### What needs to be done:
Take the material and output all of it exactly.

# START OF Listed records

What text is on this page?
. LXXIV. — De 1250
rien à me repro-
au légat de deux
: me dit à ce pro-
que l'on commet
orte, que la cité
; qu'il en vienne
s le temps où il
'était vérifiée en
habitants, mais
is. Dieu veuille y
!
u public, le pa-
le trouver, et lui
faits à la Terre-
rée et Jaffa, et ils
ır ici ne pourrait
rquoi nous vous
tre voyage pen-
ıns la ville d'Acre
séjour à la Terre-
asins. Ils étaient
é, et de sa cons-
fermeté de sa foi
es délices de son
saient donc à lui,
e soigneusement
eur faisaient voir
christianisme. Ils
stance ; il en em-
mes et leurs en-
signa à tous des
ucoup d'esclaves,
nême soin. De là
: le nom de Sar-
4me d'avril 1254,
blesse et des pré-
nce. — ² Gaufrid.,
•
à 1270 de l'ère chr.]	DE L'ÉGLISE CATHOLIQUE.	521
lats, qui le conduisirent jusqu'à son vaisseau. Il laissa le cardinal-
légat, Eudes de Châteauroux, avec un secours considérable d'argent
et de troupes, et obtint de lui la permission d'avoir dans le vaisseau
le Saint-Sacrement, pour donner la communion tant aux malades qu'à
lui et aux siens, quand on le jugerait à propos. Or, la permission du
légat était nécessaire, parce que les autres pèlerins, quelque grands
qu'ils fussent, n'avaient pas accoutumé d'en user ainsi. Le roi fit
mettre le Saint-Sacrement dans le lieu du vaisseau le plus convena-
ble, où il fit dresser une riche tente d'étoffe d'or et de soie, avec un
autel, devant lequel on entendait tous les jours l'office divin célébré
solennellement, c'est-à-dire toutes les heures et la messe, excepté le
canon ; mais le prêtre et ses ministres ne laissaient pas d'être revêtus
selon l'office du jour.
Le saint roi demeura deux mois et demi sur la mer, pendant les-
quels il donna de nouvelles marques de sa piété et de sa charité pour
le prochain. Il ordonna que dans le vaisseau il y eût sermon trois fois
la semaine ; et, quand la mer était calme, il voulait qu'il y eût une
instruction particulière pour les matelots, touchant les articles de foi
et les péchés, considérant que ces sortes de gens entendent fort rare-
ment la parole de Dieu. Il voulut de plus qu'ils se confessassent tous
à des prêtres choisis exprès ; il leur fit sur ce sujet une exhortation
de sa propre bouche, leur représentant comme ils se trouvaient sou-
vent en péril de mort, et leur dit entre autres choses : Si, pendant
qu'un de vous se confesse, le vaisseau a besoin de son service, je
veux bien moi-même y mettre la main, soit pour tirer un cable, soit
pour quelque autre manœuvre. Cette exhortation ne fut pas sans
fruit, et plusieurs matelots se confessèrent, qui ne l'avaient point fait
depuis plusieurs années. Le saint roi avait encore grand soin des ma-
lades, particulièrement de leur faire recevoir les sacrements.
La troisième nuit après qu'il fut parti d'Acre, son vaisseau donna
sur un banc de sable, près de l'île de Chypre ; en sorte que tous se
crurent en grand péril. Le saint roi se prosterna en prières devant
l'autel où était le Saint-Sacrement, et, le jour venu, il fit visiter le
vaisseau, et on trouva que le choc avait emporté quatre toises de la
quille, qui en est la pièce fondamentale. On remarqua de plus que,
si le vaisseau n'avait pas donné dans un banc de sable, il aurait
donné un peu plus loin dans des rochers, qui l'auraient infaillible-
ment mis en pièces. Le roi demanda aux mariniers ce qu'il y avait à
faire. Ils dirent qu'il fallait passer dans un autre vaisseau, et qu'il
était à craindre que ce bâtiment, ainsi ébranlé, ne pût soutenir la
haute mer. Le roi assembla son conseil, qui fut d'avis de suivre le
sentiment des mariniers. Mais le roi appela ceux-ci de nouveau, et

# END OF Listed records

### Exercise solution:
What text is on this page?
. LXXIV. — De 1250
rien à me repro-
au légat de deux
: me dit à ce pro-
que l'on commet
orte, que la cité
; qu'il en vienne
s le temps où il
'était vérifiée en
habitants, mais
is. Dieu veuille y
!
u public, le pa-
le trouver, et lui
faits à la Terre-
rée et Jaffa, et ils
ır ici ne pourrait
rquoi nous vous
tre voyage pen-
ıns la ville d'Acre
séjour à la Terre-
asins. Ils étaient
é, et de sa cons-
fermeté de sa foi
es délices de son
saient donc à lui,
e soigneusement
eur faisaient voir
christianisme. Ils
stance ; il en em-
mes et leurs en-
signa à tous des
ucoup d'esclaves,
nême soin. De là
: le nom de Sar-
4me d'avril 1254,
blesse et des pré-
nce. — ² Gaufrid.,
•
à 1270 de l'ère chr.]	DE L'ÉGLISE CATHOLIQUE.	521
lats, qui le conduisirent jusqu'à son vaisseau. Il laissa le cardinal-
légat, Eudes de Châteauroux, avec un secours considérable d'argent
et de troupes, et obtint de lui la permission d'avoir dans le vaisseau
le Saint-Sacrement, pour donner la communion tant aux malades qu'à
lui et aux siens, quand on le jugerait à propos. Or, la permission du
légat était nécessaire, parce que les autres pèlerins, quelque grands
qu'ils fussent, n'avaient pas accoutumé d'en user ainsi. Le roi fit
mettre le Saint-Sacrement dans le lieu du vaisseau le plus convena-
ble, où il fit dresser une riche tente d'étoffe d'or et de soie, avec un
autel, devant lequel on entendait tous les jours l'office divin célébré
solennellement, c'est-à-dire toutes les heures et la messe, excepté le
canon ; mais le prêtre et ses ministres ne laissaient pas d'être revêtus
selon l'office du jour.
Le saint roi demeura deux mois et demi sur la mer, pendant les-
quels il donna de nouvelles marques de sa piété et de sa charité pour
le prochain. Il ordonna que dans le vaisseau il y eût sermon trois fois
la semaine ; et, quand la mer était calme, il voulait qu'il y eût une
instruction particulière pour les matelots, touchant les articles de foi
et les péchés, considérant que ces sortes de gens entendent fort rare-
ment la parole de Dieu. Il voulut de plus qu'ils se confessassent tous
à des prêtres choisis exprès ; il leur fit sur ce sujet une exhortation
de sa propre bouche, leur représentant comme ils se trouvaient sou-
vent en péril de mort, et leur dit entre autres choses : Si, pendant
qu'un de vous se confesse, le vaisseau a besoin de son service, je
veux bien moi-même y mettre la main, soit pour tirer un cable, soit
pour quelque autre manœuvre. Cette exhortation ne fut pas sans
fruit, et plusieurs matelots se confessèrent, qui ne l'avaient point fait
depuis plusieurs années. Le saint roi avait encore grand soin des ma-
lades, particulièrement de leur faire recevoir les sacrements.
La troisième nuit après qu'il fut parti d'Acre, son vaisseau donna
sur un banc de sable, près de l'île de Chypre ; en sorte que tous se
crurent en grand péril. Le saint roi se prosterna en prières devant
l'autel où était le Saint-Sacrement, et, le jour venu, il fit visiter le
vaisseau, et on trouva que le choc avait emporté quatre toises de la
quille, qui en est la pièce fondamentale. On remarqua de plus que,
si le vaisseau n'avait pas donné dans un banc de sable, il aurait
donné un peu plus loin dans des rochers, qui l'auraient infaillible-
ment mis en pièces. Le roi demanda aux mariniers ce qu'il y avait à
faire. Ils dirent qu'il fallait passer dans un autre vaisseau, et qu'il
était à craindre que ce bâtiment, ainsi ébranlé, ne pût soutenir la
haute mer. Le roi assembla son conseil, qui fut d'avis de suivre le
sentiment des mariniers. Mais le roi appela ceux-ci de nouveau, et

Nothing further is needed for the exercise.